* [DIRECTION] Copy the data exactly; pictures stay out of the copy.

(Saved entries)

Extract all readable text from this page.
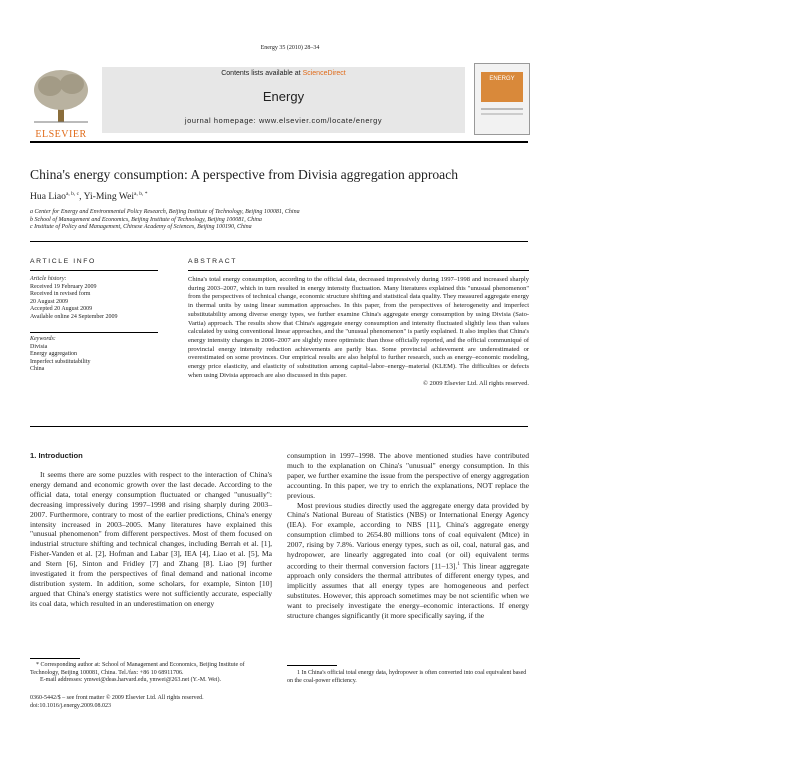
Energy 35 (2010) 28–34
ELSEVIER
Contents lists available at ScienceDirect
Energy
journal homepage: www.elsevier.com/locate/energy
ENERGY
China's energy consumption: A perspective from Divisia aggregation approach
Hua Liao$^{a, b, c}$, Yi-Ming Wei$^{a, b, *}$
a Center for Energy and Environmental Policy Research, Beijing Institute of Technology, Beijing 100081, China
b School of Management and Economics, Beijing Institute of Technology, Beijing 100081, China
c Institute of Policy and Management, Chinese Academy of Sciences, Beijing 100190, China
ARTICLE INFO
Article history:
Received 19 February 2009
Received in revised form
20 August 2009
Accepted 20 August 2009
Available online 24 September 2009
Keywords:
Divisia
Energy aggregation
Imperfect substitutability
China
ABSTRACT
China's total energy consumption, according to the official data, decreased impressively during 1997–1998 and increased sharply during 2003–2007, which in turn resulted in energy intensity fluctuation. Many literatures explained this "unusual phenomenon" from the perspectives of technical change, economic structure shifting and statistical data quality. They measured aggregate energy in thermal units by using linear summation approaches. In this paper, from the perspectives of heterogeneity and imperfect substitutability among diverse energy types, we further examine China's aggregate energy consumption by using Divisia (Sato-Vartia) approach. The results show that China's aggregate energy consumption and intensity fluctuated slightly less than values calculated by using conventional linear approaches, and the "unusual phenomenon" is partly explained. It also implies that China's energy intensity changes in 2006–2007 are slightly more optimistic than those officially reported, and the official communiqué of provincial energy intensity reduction achievements are partly bias. Some provincial achievement are underestimated or overestimated on some provinces. Our empirical results are also helpful to further research, such as energy–economic modeling, energy price elasticity, and elasticity of substitution among capital–labor–energy–material (KLEM). The difficulties or defects when using Divisia approach are also discussed in this paper.
© 2009 Elsevier Ltd. All rights reserved.
1. Introduction
It seems there are some puzzles with respect to the interaction of China's energy demand and economic growth over the last decade. According to the official data, total energy consumption fluctuated or changed "unusually": decreasing impressively during 1997–1998 and rising sharply during 2003–2007. Furthermore, contrary to most of the earlier predictions, China's energy intensity increased in 2003–2005. Many literatures have explained this "unusual phenomenon" from different perspectives. Most of them focused on industrial structure shifting and technical changes, including Berrah et al. [1], Fisher-Vanden et al. [2], Hofman and Labar [3], IEA [4], Liao et al. [5], Ma and Stern [6], Sinton and Fridley [7] and Zhang [8]. Liao [9] further investigated it from the perspectives of final demand and national income distribution system. In addition, some scholars, for example, Sinton [10] argued that China's energy statistics were not sufficiently accurate, especially its coal data, which resulted in an underestimation on energy
consumption in 1997–1998. The above mentioned studies have contributed much to the explanation on China's "unusual" energy consumption. In this paper, we further examine the issue from the perspective of energy aggregation accounting. In this paper, we try to enrich the explanations, NOT replace the previous.
Most previous studies directly used the aggregate energy data provided by China's National Bureau of Statistics (NBS) or International Energy Agency (IEA). For example, according to NBS [11], China's aggregate energy consumption climbed to 2654.80 millions tons of coal equivalent (Mtce) in 2007, rising by 7.8%. Various energy types, such as oil, coal, natural gas, and hydropower, are linearly aggregated into coal (or oil) equivalent terms according to their thermal conversion factors [11–13].$^1$ This linear aggregate approach only considers the thermal attributes of different energy types, and implicitly assumes that all energy types are homogeneous and perfect substitutes. However, this approach sometimes may be not scientific when we want to precisely investigate the energy–economic interactions. If energy structure changes significantly (it more specifically saying, if the
* Corresponding author at: School of Management and Economics, Beijing Institute of Technology, Beijing 100081, China. Tel./fax: +86 10 68911706.
E-mail addresses: ymwei@deas.harvard.edu, ymwei@263.net (Y.-M. Wei).
1 In China's official total energy data, hydropower is often converted into coal equivalent based on the coal-power efficiency.
0360-5442/$ – see front matter © 2009 Elsevier Ltd. All rights reserved.
doi:10.1016/j.energy.2009.08.023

* [IN RESPONSE]
Extract all readable text from this page.
Energy 35 (2010) 28–34
ELSEVIER
Contents lists available at ScienceDirect
Energy
journal homepage: www.elsevier.com/locate/energy
ENERGY
China's energy consumption: A perspective from Divisia aggregation approach
Hua Liao$^{a, b, c}$, Yi-Ming Wei$^{a, b, *}$
a Center for Energy and Environmental Policy Research, Beijing Institute of Technology, Beijing 100081, China
b School of Management and Economics, Beijing Institute of Technology, Beijing 100081, China
c Institute of Policy and Management, Chinese Academy of Sciences, Beijing 100190, China
ARTICLE INFO
Article history:
Received 19 February 2009
Received in revised form
20 August 2009
Accepted 20 August 2009
Available online 24 September 2009
Keywords:
Divisia
Energy aggregation
Imperfect substitutability
China
ABSTRACT
China's total energy consumption, according to the official data, decreased impressively during 1997–1998 and increased sharply during 2003–2007, which in turn resulted in energy intensity fluctuation. Many literatures explained this "unusual phenomenon" from the perspectives of technical change, economic structure shifting and statistical data quality. They measured aggregate energy in thermal units by using linear summation approaches. In this paper, from the perspectives of heterogeneity and imperfect substitutability among diverse energy types, we further examine China's aggregate energy consumption by using Divisia (Sato-Vartia) approach. The results show that China's aggregate energy consumption and intensity fluctuated slightly less than values calculated by using conventional linear approaches, and the "unusual phenomenon" is partly explained. It also implies that China's energy intensity changes in 2006–2007 are slightly more optimistic than those officially reported, and the official communiqué of provincial energy intensity reduction achievements are partly bias. Some provincial achievement are underestimated or overestimated on some provinces. Our empirical results are also helpful to further research, such as energy–economic modeling, energy price elasticity, and elasticity of substitution among capital–labor–energy–material (KLEM). The difficulties or defects when using Divisia approach are also discussed in this paper.
© 2009 Elsevier Ltd. All rights reserved.
1. Introduction
It seems there are some puzzles with respect to the interaction of China's energy demand and economic growth over the last decade. According to the official data, total energy consumption fluctuated or changed "unusually": decreasing impressively during 1997–1998 and rising sharply during 2003–2007. Furthermore, contrary to most of the earlier predictions, China's energy intensity increased in 2003–2005. Many literatures have explained this "unusual phenomenon" from different perspectives. Most of them focused on industrial structure shifting and technical changes, including Berrah et al. [1], Fisher-Vanden et al. [2], Hofman and Labar [3], IEA [4], Liao et al. [5], Ma and Stern [6], Sinton and Fridley [7] and Zhang [8]. Liao [9] further investigated it from the perspectives of final demand and national income distribution system. In addition, some scholars, for example, Sinton [10] argued that China's energy statistics were not sufficiently accurate, especially its coal data, which resulted in an underestimation on energy
consumption in 1997–1998. The above mentioned studies have contributed much to the explanation on China's "unusual" energy consumption. In this paper, we further examine the issue from the perspective of energy aggregation accounting. In this paper, we try to enrich the explanations, NOT replace the previous.
Most previous studies directly used the aggregate energy data provided by China's National Bureau of Statistics (NBS) or International Energy Agency (IEA). For example, according to NBS [11], China's aggregate energy consumption climbed to 2654.80 millions tons of coal equivalent (Mtce) in 2007, rising by 7.8%. Various energy types, such as oil, coal, natural gas, and hydropower, are linearly aggregated into coal (or oil) equivalent terms according to their thermal conversion factors [11–13].$^1$ This linear aggregate approach only considers the thermal attributes of different energy types, and implicitly assumes that all energy types are homogeneous and perfect substitutes. However, this approach sometimes may be not scientific when we want to precisely investigate the energy–economic interactions. If energy structure changes significantly (it more specifically saying, if the
* Corresponding author at: School of Management and Economics, Beijing Institute of Technology, Beijing 100081, China. Tel./fax: +86 10 68911706.
E-mail addresses: ymwei@deas.harvard.edu, ymwei@263.net (Y.-M. Wei).
1 In China's official total energy data, hydropower is often converted into coal equivalent based on the coal-power efficiency.
0360-5442/$ – see front matter © 2009 Elsevier Ltd. All rights reserved.
doi:10.1016/j.energy.2009.08.023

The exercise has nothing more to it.